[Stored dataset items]

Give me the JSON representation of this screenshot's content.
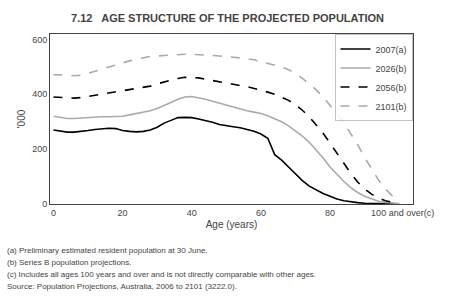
{
  "chart_data": {
    "type": "line",
    "title": "7.12   AGE STRUCTURE OF THE PROJECTED POPULATION",
    "xlabel": "Age (years)",
    "ylabel": "'000",
    "x": [
      0,
      2,
      4,
      6,
      8,
      10,
      12,
      14,
      16,
      18,
      20,
      22,
      24,
      26,
      28,
      30,
      32,
      34,
      36,
      38,
      40,
      42,
      44,
      46,
      48,
      50,
      52,
      54,
      56,
      58,
      60,
      62,
      64,
      66,
      68,
      70,
      72,
      74,
      76,
      78,
      80,
      82,
      84,
      86,
      88,
      90,
      92,
      94,
      96,
      98,
      100
    ],
    "xlim": [
      -1,
      104
    ],
    "xticks": [
      0,
      20,
      40,
      60,
      80,
      {
        "value": 101,
        "label": "100 and over(c)"
      }
    ],
    "ylim": [
      0,
      620
    ],
    "yticks": [
      0,
      200,
      400,
      600
    ],
    "grid": false,
    "legend": "upper right",
    "series": [
      {
        "name": "2007(a)",
        "color": "#000000",
        "line_style": "solid",
        "values": [
          270,
          265,
          262,
          262,
          264,
          268,
          272,
          275,
          276,
          275,
          268,
          265,
          263,
          265,
          270,
          280,
          295,
          305,
          315,
          316,
          315,
          310,
          305,
          298,
          290,
          285,
          282,
          278,
          272,
          265,
          255,
          240,
          180,
          160,
          135,
          110,
          85,
          65,
          50,
          38,
          28,
          18,
          12,
          8,
          5,
          3,
          2,
          1,
          1,
          0,
          0
        ]
      },
      {
        "name": "2026(b)",
        "color": "#aaaaaa",
        "line_style": "solid",
        "values": [
          320,
          316,
          312,
          312,
          314,
          316,
          318,
          318,
          318,
          318,
          320,
          325,
          330,
          335,
          340,
          348,
          358,
          370,
          382,
          390,
          392,
          388,
          382,
          375,
          368,
          360,
          352,
          345,
          340,
          335,
          330,
          322,
          312,
          300,
          285,
          268,
          248,
          225,
          198,
          168,
          135,
          108,
          82,
          60,
          42,
          28,
          18,
          10,
          6,
          3,
          2
        ]
      },
      {
        "name": "2056(b)",
        "color": "#000000",
        "line_style": "dashed",
        "values": [
          390,
          388,
          386,
          386,
          388,
          392,
          396,
          400,
          404,
          408,
          412,
          416,
          420,
          425,
          430,
          438,
          445,
          452,
          458,
          462,
          462,
          460,
          455,
          450,
          445,
          440,
          436,
          432,
          428,
          422,
          415,
          408,
          400,
          390,
          378,
          362,
          342,
          318,
          290,
          258,
          222,
          185,
          148,
          112,
          80,
          55,
          36,
          22,
          12,
          6,
          4
        ]
      },
      {
        "name": "2101(b)",
        "color": "#aaaaaa",
        "line_style": "dashed",
        "values": [
          472,
          470,
          468,
          468,
          470,
          476,
          484,
          492,
          500,
          508,
          516,
          522,
          528,
          534,
          538,
          540,
          542,
          544,
          545,
          546,
          546,
          545,
          544,
          542,
          540,
          538,
          536,
          534,
          530,
          526,
          520,
          514,
          508,
          500,
          490,
          476,
          458,
          438,
          416,
          390,
          362,
          330,
          296,
          258,
          216,
          170,
          128,
          88,
          55,
          30,
          18
        ]
      }
    ],
    "annotations": [
      "(a) Preliminary estimated resident population at 30 June.",
      "(b) Series B population projections.",
      "(c) Includes all ages 100 years and over and is not directly comparable with other ages.",
      "Source: Population Projections, Australia, 2006 to 2101 (3222.0)."
    ]
  }
}
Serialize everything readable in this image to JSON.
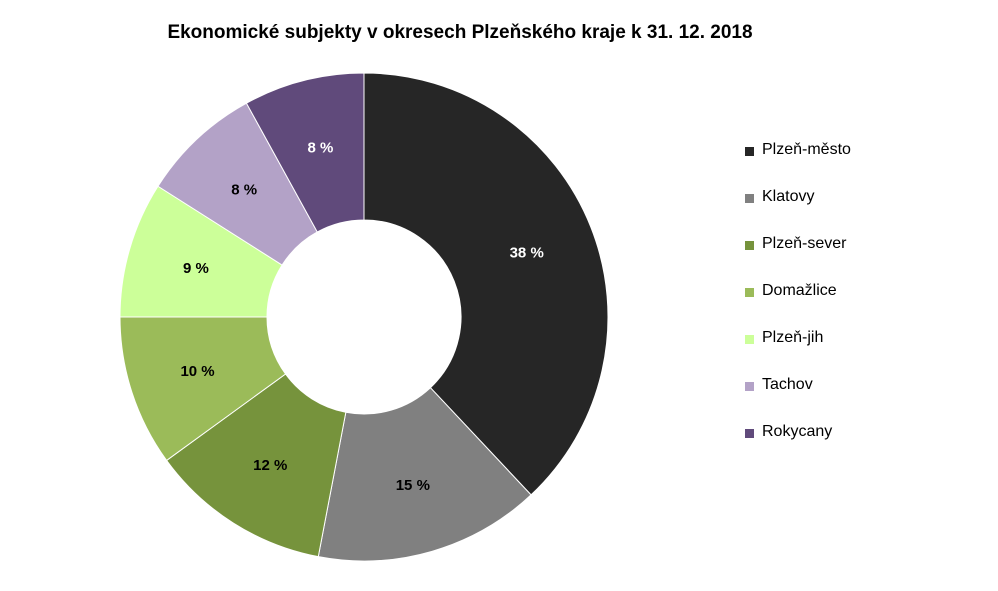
{
  "chart_data": {
    "type": "pie",
    "variant": "donut",
    "title": "Ekonomické subjekty v okresech Plzeňského kraje k 31. 12. 2018",
    "categories": [
      "Plzeň-město",
      "Klatovy",
      "Plzeň-sever",
      "Domažlice",
      "Plzeň-jih",
      "Tachov",
      "Rokycany"
    ],
    "values": [
      38,
      15,
      12,
      10,
      9,
      8,
      8
    ],
    "data_labels": [
      "38 %",
      "15 %",
      "12 %",
      "10 %",
      "9 %",
      "8 %",
      "8 %"
    ],
    "colors": [
      "#262626",
      "#808080",
      "#76933c",
      "#9bbb59",
      "#ccff99",
      "#b3a2c7",
      "#604a7b"
    ],
    "label_colors": [
      "#ffffff",
      "#000000",
      "#000000",
      "#000000",
      "#000000",
      "#000000",
      "#ffffff"
    ],
    "legend_position": "right",
    "start_angle_deg": 0,
    "direction": "clockwise"
  }
}
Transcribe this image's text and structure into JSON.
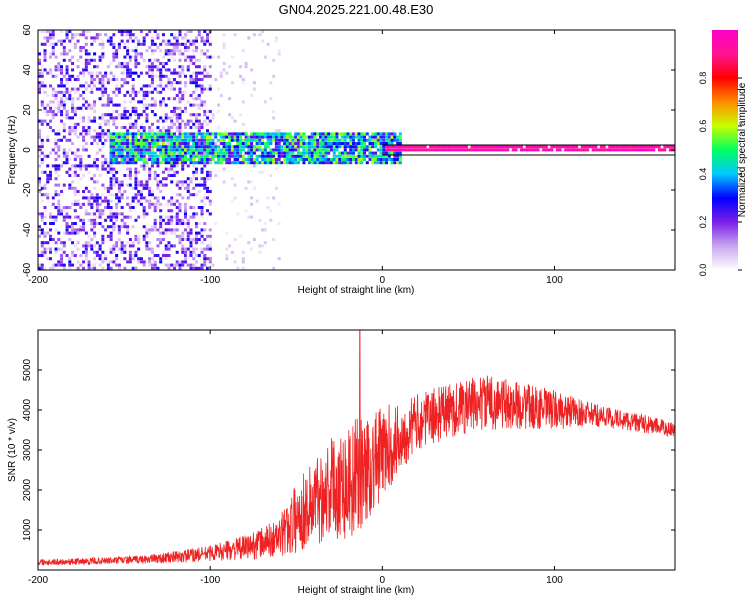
{
  "figure": {
    "title": "GN04.2025.221.00.48.E30"
  },
  "chart_data": [
    {
      "type": "heatmap",
      "title": "GN04.2025.221.00.48.E30",
      "xlabel": "Height of straight line (km)",
      "ylabel": "Frequency (Hz)",
      "xlim": [
        -200,
        170
      ],
      "ylim": [
        -60,
        60
      ],
      "x_ticks": [
        -200,
        -100,
        0,
        100
      ],
      "y_ticks": [
        -60,
        -40,
        -20,
        0,
        20,
        40,
        60
      ],
      "colorbar": {
        "label": "Normalized spectral amplitude",
        "range": [
          0.0,
          1.0
        ],
        "ticks": [
          0.0,
          0.2,
          0.4,
          0.6,
          0.8
        ],
        "colors": [
          "#ffffff",
          "#c9a6f0",
          "#7a1fe8",
          "#0000ff",
          "#00c8ff",
          "#00ff60",
          "#c8ff00",
          "#ff8c00",
          "#ff0000",
          "#ff1493",
          "#ff00c8"
        ]
      },
      "description_regions": [
        {
          "x_range": [
            -200,
            -100
          ],
          "freq_range": [
            -60,
            60
          ],
          "amplitude": [
            0.0,
            0.3
          ]
        },
        {
          "x_range": [
            -100,
            -60
          ],
          "freq_range": [
            -60,
            60
          ],
          "amplitude": [
            0.0,
            0.08
          ]
        },
        {
          "x_range": [
            -160,
            10
          ],
          "freq_range": [
            -8,
            8
          ],
          "amplitude": [
            0.2,
            0.6
          ]
        },
        {
          "x_range": [
            0,
            170
          ],
          "freq_range": [
            -1,
            1
          ],
          "amplitude": [
            0.9,
            1.0
          ]
        }
      ],
      "reference_lines": [
        2.5,
        -2.5
      ]
    },
    {
      "type": "line",
      "xlabel": "Height of straight line (km)",
      "ylabel": "SNR (10 * v/v)",
      "xlim": [
        -200,
        170
      ],
      "ylim": [
        0,
        6000
      ],
      "x_ticks": [
        -200,
        -100,
        0,
        100
      ],
      "y_ticks": [
        1000,
        2000,
        3000,
        4000,
        5000
      ],
      "series": [
        {
          "color": "#ee2222",
          "envelope_x": [
            -200,
            -180,
            -160,
            -140,
            -120,
            -100,
            -80,
            -60,
            -50,
            -40,
            -30,
            -20,
            -10,
            0,
            10,
            20,
            40,
            60,
            80,
            100,
            120,
            140,
            170
          ],
          "envelope_mean": [
            200,
            210,
            230,
            260,
            320,
            420,
            560,
            800,
            1300,
            1700,
            2100,
            2200,
            2500,
            2900,
            3300,
            3700,
            4000,
            4200,
            4100,
            4000,
            3900,
            3750,
            3500
          ],
          "envelope_spread": [
            80,
            80,
            90,
            100,
            150,
            200,
            300,
            500,
            900,
            1100,
            1300,
            1500,
            1400,
            1200,
            900,
            700,
            700,
            700,
            600,
            500,
            300,
            250,
            200
          ],
          "peak": {
            "x": -13,
            "y": 6000
          }
        }
      ]
    }
  ]
}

WHAT THIS TASK INVOLVES: Extract all lines containing the word "ylabel".

EXERCISE OUTPUT:
    "ylabel": "'000",
      "ylabel": "Frequency (Hz)",
      "ylabel": "SNR (10 * v/v)",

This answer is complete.